Can you transcribe every entry word for word, skipping the images?

Data:
--------------------------------

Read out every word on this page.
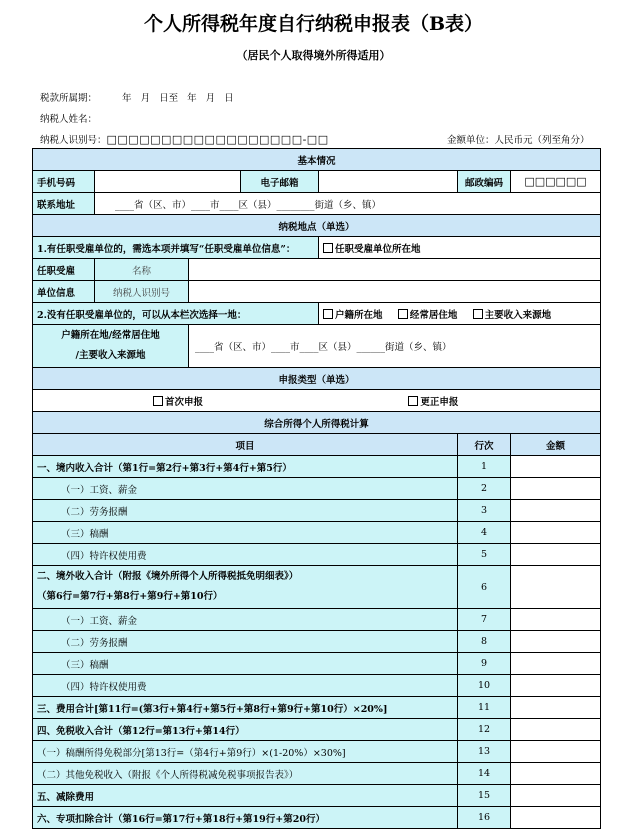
个人所得税年度自行纳税申报表（B表）
（居民个人取得境外所得适用）
税款所属期：	年 月 日至 年 月 日
纳税人姓名：
纳税人识别号：□□□□□□□□□□□□□□□□□□-□□	金额单位：人民币元（列至角分）
基本情况						
手机号码			电子邮箱		邮政编码	□□□□□□
联系地址	____省（区、市）____市____区（县）________街道（乡、镇）					
纳税地点（单选）						
1.有任职受雇单位的，需选本项并填写“任职受雇单位信息”：				任职受雇单位所在地		
任职受雇	名称					
单位信息	纳税人识别号					
2.没有任职受雇单位的，可以从本栏次选择一地：				户籍所在地 经常居住地 主要收入来源地		

户籍所在地/经常居住地
/主要收入来源地		____省（区、市）____市____区（县）______街道（乡、镇）				
申报类型（单选）						
首次申报 更正申报						
综合所得个人所得税计算						
项目					行次	金额
一、境内收入合计（第1行=第2行+第3行+第4行+第5行）					1	
（一）工资、薪金					2	
（二）劳务报酬					3	
（三）稿酬					4	
（四）特许权使用费					5	

二、境外收入合计（附报《境外所得个人所得税抵免明细表》）
（第6行=第7行+第8行+第9行+第10行）					6	
（一）工资、薪金					7	
（二）劳务报酬					8	
（三）稿酬					9	
（四）特许权使用费					10	
三、费用合计[第11行=(第3行+第4行+第5行+第8行+第9行+第10行）×20%]					11	
四、免税收入合计（第12行=第13行+第14行）					12	
（一）稿酬所得免税部分[第13行=（第4行+第9行）×(1-20%）×30%]					13	
（二）其他免税收入（附报《个人所得税减免税事项报告表》）					14	
五、减除费用					15	
六、专项扣除合计（第16行=第17行+第18行+第19行+第20行）					16	
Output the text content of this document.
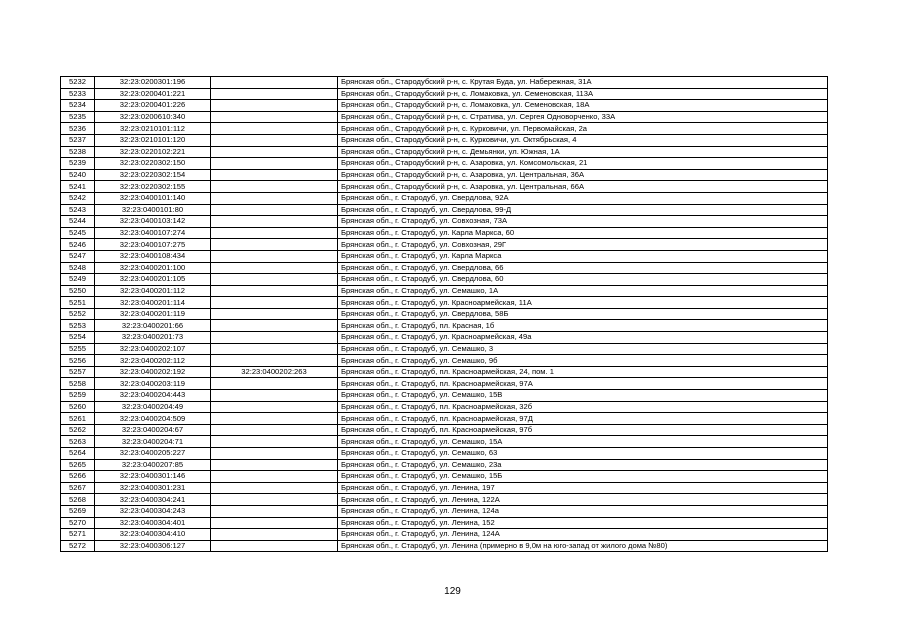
5232	32:23:0200301:196		Брянская обл., Стародубский р-н, с. Крутая Буда, ул. Набережная, 31А
5233	32:23:0200401:221		Брянская обл., Стародубский р-н, с. Ломаковка, ул. Семеновская, 113А
5234	32:23:0200401:226		Брянская обл., Стародубский р-н, с. Ломаковка, ул. Семеновская, 18А
5235	32:23:0200610:340		Брянская обл., Стародубский р-н, с. Стратива, ул. Сергея Одноворченко, 33А
5236	32:23:0210101:112		Брянская обл., Стародубский р-н, с. Курковичи, ул. Первомайская, 2а
5237	32:23:0210101:120		Брянская обл., Стародубский р-н, с. Курковичи, ул. Октябрьская, 4
5238	32:23:0220102:221		Брянская обл., Стародубский р-н, с. Демьянки, ул. Южная, 1А
5239	32:23:0220302:150		Брянская обл., Стародубский р-н, с. Азаровка, ул. Комсомольская, 21
5240	32:23:0220302:154		Брянская обл., Стародубский р-н, с. Азаровка, ул. Центральная, 36А
5241	32:23:0220302:155		Брянская обл., Стародубский р-н, с. Азаровка, ул. Центральная, 66А
5242	32:23:0400101:140		Брянская обл., г. Стародуб, ул. Свердлова, 92А
5243	32:23:0400101:80		Брянская обл., г. Стародуб, ул. Свердлова, 99-Д
5244	32:23:0400103:142		Брянская обл., г. Стародуб, ул. Совхозная, 73А
5245	32:23:0400107:274		Брянская обл., г. Стародуб, ул. Карла Маркса, 60
5246	32:23:0400107:275		Брянская обл., г. Стародуб, ул. Совхозная, 29Г
5247	32:23:0400108:434		Брянская обл., г. Стародуб, ул. Карла Маркса
5248	32:23:0400201:100		Брянская обл., г. Стародуб, ул. Свердлова, 66
5249	32:23:0400201:105		Брянская обл., г. Стародуб, ул. Свердлова, 60
5250	32:23:0400201:112		Брянская обл., г. Стародуб, ул. Семашко, 1А
5251	32:23:0400201:114		Брянская обл., г. Стародуб, ул. Красноармейская, 11А
5252	32:23:0400201:119		Брянская обл., г. Стародуб, ул. Свердлова, 58Б
5253	32:23:0400201:66		Брянская обл., г. Стародуб, пл. Красная, 1б
5254	32:23:0400201:73		Брянская обл., г. Стародуб, ул. Красноармейская, 49а
5255	32:23:0400202:107		Брянская обл., г. Стародуб, ул. Семашко, 3
5256	32:23:0400202:112		Брянская обл., г. Стародуб, ул. Семашко, 9б
5257	32:23:0400202:192	32:23:0400202:263	Брянская обл., г. Стародуб, пл. Красноармейская, 24, пом. 1
5258	32:23:0400203:119		Брянская обл., г. Стародуб, пл. Красноармейская, 97А
5259	32:23:0400204:443		Брянская обл., г. Стародуб, ул. Семашко, 15В
5260	32:23:0400204:49		Брянская обл., г. Стародуб, пл. Красноармейская, 32б
5261	32:23:0400204:509		Брянская обл., г. Стародуб, пл. Красноармейская, 97Д
5262	32:23:0400204:67		Брянская обл., г. Стародуб, пл. Красноармейская, 97б
5263	32:23:0400204:71		Брянская обл., г. Стародуб, ул. Семашко, 15А
5264	32:23:0400205:227		Брянская обл., г. Стародуб, ул. Семашко, 63
5265	32:23:0400207:85		Брянская обл., г. Стародуб, ул. Семашко, 23а
5266	32:23:0400301:146		Брянская обл., г. Стародуб, ул. Семашко, 15Б
5267	32:23:0400301:231		Брянская обл., г. Стародуб, ул. Ленина, 197
5268	32:23:0400304:241		Брянская обл., г. Стародуб, ул. Ленина, 122А
5269	32:23:0400304:243		Брянская обл., г. Стародуб, ул. Ленина, 124а
5270	32:23:0400304:401		Брянская обл., г. Стародуб, ул. Ленина, 152
5271	32:23:0400304:410		Брянская обл., г. Стародуб, ул. Ленина, 124А
5272	32:23:0400306:127		Брянская обл., г. Стародуб, ул. Ленина (примерно в 9,0м на юго-запад от жилого дома №80)
129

--------------------------------

Written reply:
Read out every word on this page.
个人所得税年度自行纳税申报表（B表）
（居民个人取得境外所得适用）
税款所属期：	年 月 日至 年 月 日
纳税人姓名：
纳税人识别号：□□□□□□□□□□□□□□□□□□-□□	金额单位：人民币元（列至角分）
基本情况						
手机号码			电子邮箱		邮政编码	□□□□□□
联系地址	____省（区、市）____市____区（县）________街道（乡、镇）					
纳税地点（单选）						
1.有任职受雇单位的，需选本项并填写“任职受雇单位信息”：				任职受雇单位所在地		
任职受雇	名称					
单位信息	纳税人识别号					
2.没有任职受雇单位的，可以从本栏次选择一地：				户籍所在地 经常居住地 主要收入来源地		

户籍所在地/经常居住地
/主要收入来源地		____省（区、市）____市____区（县）______街道（乡、镇）				
申报类型（单选）						
首次申报 更正申报						
综合所得个人所得税计算						
项目					行次	金额
一、境内收入合计（第1行=第2行+第3行+第4行+第5行）					1	
（一）工资、薪金					2	
（二）劳务报酬					3	
（三）稿酬					4	
（四）特许权使用费					5	

二、境外收入合计（附报《境外所得个人所得税抵免明细表》）
（第6行=第7行+第8行+第9行+第10行）					6	
（一）工资、薪金					7	
（二）劳务报酬					8	
（三）稿酬					9	
（四）特许权使用费					10	
三、费用合计[第11行=(第3行+第4行+第5行+第8行+第9行+第10行）×20%]					11	
四、免税收入合计（第12行=第13行+第14行）					12	
（一）稿酬所得免税部分[第13行=（第4行+第9行）×(1-20%）×30%]					13	
（二）其他免税收入（附报《个人所得税减免税事项报告表》）					14	
五、减除费用					15	
六、专项扣除合计（第16行=第17行+第18行+第19行+第20行）					16	
Output the text content of this document.
5232	32:23:0200301:196		Брянская обл., Стародубский р-н, с. Крутая Буда, ул. Набережная, 31А
5233	32:23:0200401:221		Брянская обл., Стародубский р-н, с. Ломаковка, ул. Семеновская, 113А
5234	32:23:0200401:226		Брянская обл., Стародубский р-н, с. Ломаковка, ул. Семеновская, 18А
5235	32:23:0200610:340		Брянская обл., Стародубский р-н, с. Стратива, ул. Сергея Одноворченко, 33А
5236	32:23:0210101:112		Брянская обл., Стародубский р-н, с. Курковичи, ул. Первомайская, 2а
5237	32:23:0210101:120		Брянская обл., Стародубский р-н, с. Курковичи, ул. Октябрьская, 4
5238	32:23:0220102:221		Брянская обл., Стародубский р-н, с. Демьянки, ул. Южная, 1А
5239	32:23:0220302:150		Брянская обл., Стародубский р-н, с. Азаровка, ул. Комсомольская, 21
5240	32:23:0220302:154		Брянская обл., Стародубский р-н, с. Азаровка, ул. Центральная, 36А
5241	32:23:0220302:155		Брянская обл., Стародубский р-н, с. Азаровка, ул. Центральная, 66А
5242	32:23:0400101:140		Брянская обл., г. Стародуб, ул. Свердлова, 92А
5243	32:23:0400101:80		Брянская обл., г. Стародуб, ул. Свердлова, 99-Д
5244	32:23:0400103:142		Брянская обл., г. Стародуб, ул. Совхозная, 73А
5245	32:23:0400107:274		Брянская обл., г. Стародуб, ул. Карла Маркса, 60
5246	32:23:0400107:275		Брянская обл., г. Стародуб, ул. Совхозная, 29Г
5247	32:23:0400108:434		Брянская обл., г. Стародуб, ул. Карла Маркса
5248	32:23:0400201:100		Брянская обл., г. Стародуб, ул. Свердлова, 66
5249	32:23:0400201:105		Брянская обл., г. Стародуб, ул. Свердлова, 60
5250	32:23:0400201:112		Брянская обл., г. Стародуб, ул. Семашко, 1А
5251	32:23:0400201:114		Брянская обл., г. Стародуб, ул. Красноармейская, 11А
5252	32:23:0400201:119		Брянская обл., г. Стародуб, ул. Свердлова, 58Б
5253	32:23:0400201:66		Брянская обл., г. Стародуб, пл. Красная, 1б
5254	32:23:0400201:73		Брянская обл., г. Стародуб, ул. Красноармейская, 49а
5255	32:23:0400202:107		Брянская обл., г. Стародуб, ул. Семашко, 3
5256	32:23:0400202:112		Брянская обл., г. Стародуб, ул. Семашко, 9б
5257	32:23:0400202:192	32:23:0400202:263	Брянская обл., г. Стародуб, пл. Красноармейская, 24, пом. 1
5258	32:23:0400203:119		Брянская обл., г. Стародуб, пл. Красноармейская, 97А
5259	32:23:0400204:443		Брянская обл., г. Стародуб, ул. Семашко, 15В
5260	32:23:0400204:49		Брянская обл., г. Стародуб, пл. Красноармейская, 32б
5261	32:23:0400204:509		Брянская обл., г. Стародуб, пл. Красноармейская, 97Д
5262	32:23:0400204:67		Брянская обл., г. Стародуб, пл. Красноармейская, 97б
5263	32:23:0400204:71		Брянская обл., г. Стародуб, ул. Семашко, 15А
5264	32:23:0400205:227		Брянская обл., г. Стародуб, ул. Семашко, 63
5265	32:23:0400207:85		Брянская обл., г. Стародуб, ул. Семашко, 23а
5266	32:23:0400301:146		Брянская обл., г. Стародуб, ул. Семашко, 15Б
5267	32:23:0400301:231		Брянская обл., г. Стародуб, ул. Ленина, 197
5268	32:23:0400304:241		Брянская обл., г. Стародуб, ул. Ленина, 122А
5269	32:23:0400304:243		Брянская обл., г. Стародуб, ул. Ленина, 124а
5270	32:23:0400304:401		Брянская обл., г. Стародуб, ул. Ленина, 152
5271	32:23:0400304:410		Брянская обл., г. Стародуб, ул. Ленина, 124А
5272	32:23:0400306:127		Брянская обл., г. Стародуб, ул. Ленина (примерно в 9,0м на юго-запад от жилого дома №80)
129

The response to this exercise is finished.